— START —

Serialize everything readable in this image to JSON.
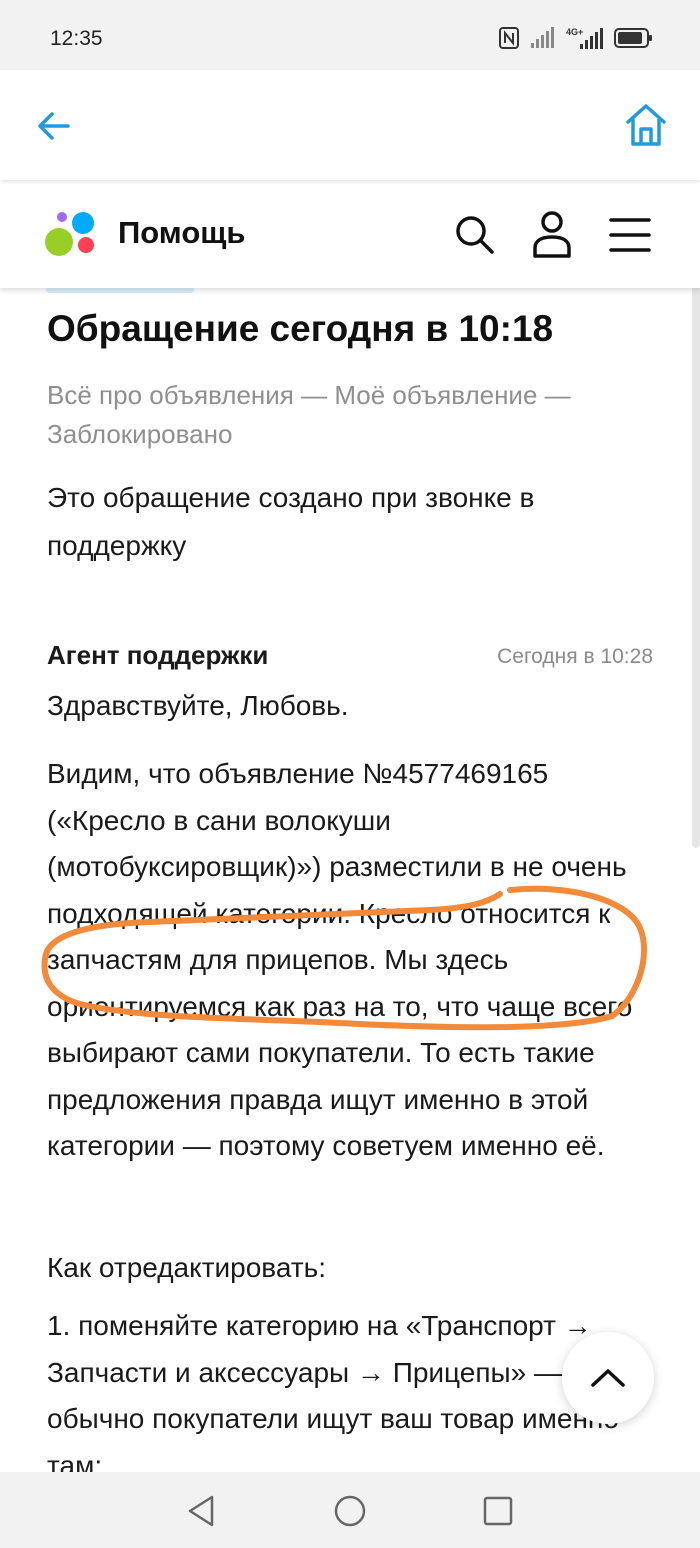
{
  "status": {
    "time": "12:35",
    "network": "4G+",
    "icons": [
      "nfc-icon",
      "signal-icon",
      "signal-4g-icon",
      "battery-icon"
    ]
  },
  "browser": {
    "back_icon": "arrow-left-icon",
    "home_icon": "home-icon",
    "accent": "#1e9be0"
  },
  "header": {
    "title": "Помощь",
    "icons": [
      "search-icon",
      "user-icon",
      "menu-icon"
    ],
    "logo_colors": [
      "#97cf26",
      "#a169f7",
      "#00aaff",
      "#ff4053"
    ]
  },
  "appeal": {
    "title": "Обращение сегодня в 10:18",
    "breadcrumb": "Всё про объявления — Моё объявление — Заблокировано",
    "note": "Это обращение создано при звонке в поддержку"
  },
  "message": {
    "author": "Агент поддержки",
    "time": "Сегодня в 10:28",
    "greeting": "Здравствуйте, Любовь.",
    "body": "Видим, что объявление №4577469165 («Кресло в сани волокуши (мотобуксировщик)») разместили в не очень подходящей категории. Кресло относится к запчастям для прицепов. Мы здесь ориентируемся как раз на то, что чаще всего выбирают сами покупатели. То есть такие предложения правда ищут именно в этой категории — поэтому советуем именно её.",
    "how_to": "Как отредактировать:",
    "step1": "1. поменяйте категорию на «Транспорт → Запчасти и аксессуары → Прицепы» — обычно покупатели ищут ваш товар именно там;"
  },
  "annotation_color": "#f28a3a",
  "scroll_top_icon": "chevron-up-icon",
  "nav": {
    "icons": [
      "nav-back-icon",
      "nav-home-icon",
      "nav-recent-icon"
    ]
  }
}
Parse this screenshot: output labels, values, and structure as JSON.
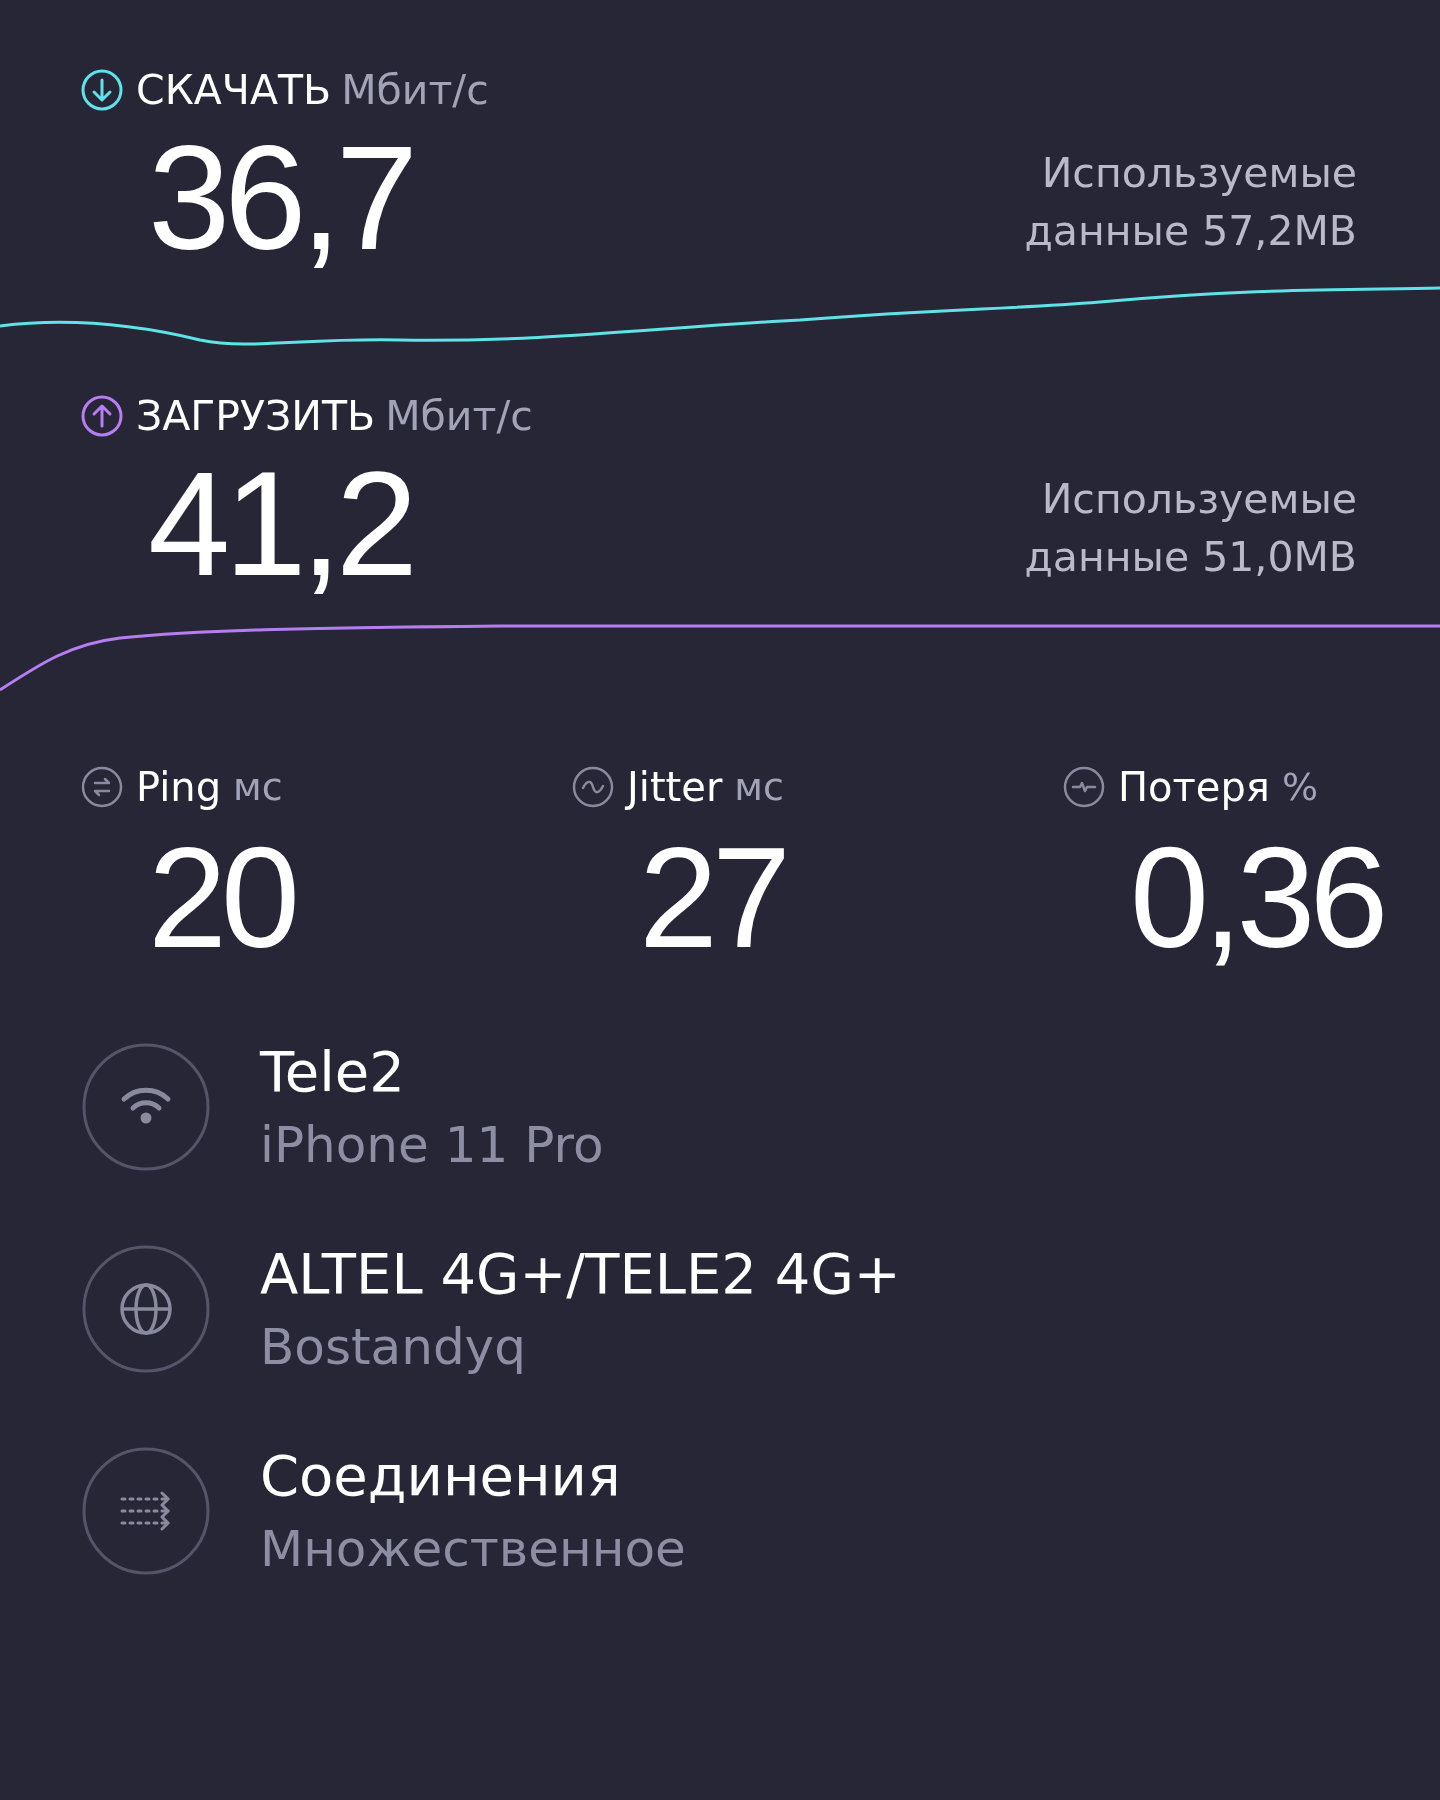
{
  "tests": [
    {
      "kind": "download",
      "label": "СКАЧАТЬ",
      "unit": "Мбит/с",
      "value": "36,7",
      "data_used": "Используемые\nданные 57,2MB",
      "color": "#5fe3e8"
    },
    {
      "kind": "upload",
      "label": "ЗАГРУЗИТЬ",
      "unit": "Мбит/с",
      "value": "41,2",
      "data_used": "Используемые\nданные 51,0MB",
      "color": "#b77ef2"
    }
  ],
  "metrics": [
    {
      "kind": "ping",
      "label": "Ping",
      "unit": "мс",
      "value": "20"
    },
    {
      "kind": "jitter",
      "label": "Jitter",
      "unit": "мс",
      "value": "27"
    },
    {
      "kind": "loss",
      "label": "Потеря",
      "unit": "%",
      "value": "0,36"
    }
  ],
  "info": [
    {
      "kind": "wifi",
      "title": "Tele2",
      "subtitle": "iPhone 11 Pro"
    },
    {
      "kind": "globe",
      "title": "ALTEL 4G+/TELE2 4G+",
      "subtitle": "Bostandyq"
    },
    {
      "kind": "connections",
      "title": "Соединения",
      "subtitle": "Множественное"
    }
  ]
}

— END —

BRIEF:
Pull every line containing "покупатели" out of the data above.

TASK ANSWER:
    "body": "Видим, что объявление №4577469165 («Кресло в сани волокуши (мотобуксировщик)») разместили в не очень подходящей категории. Кресло относится к запчастям для прицепов. Мы здесь ориентируемся как раз на то, что чаще всего выбирают сами покупатели. То есть такие предложения правда ищут именно в этой категории — поэтому советуем именно её.",
    "step1": "1. поменяйте категорию на «Транспорт → Запчасти и аксессуары → Прицепы» — обычно покупатели ищут ваш товар именно там;"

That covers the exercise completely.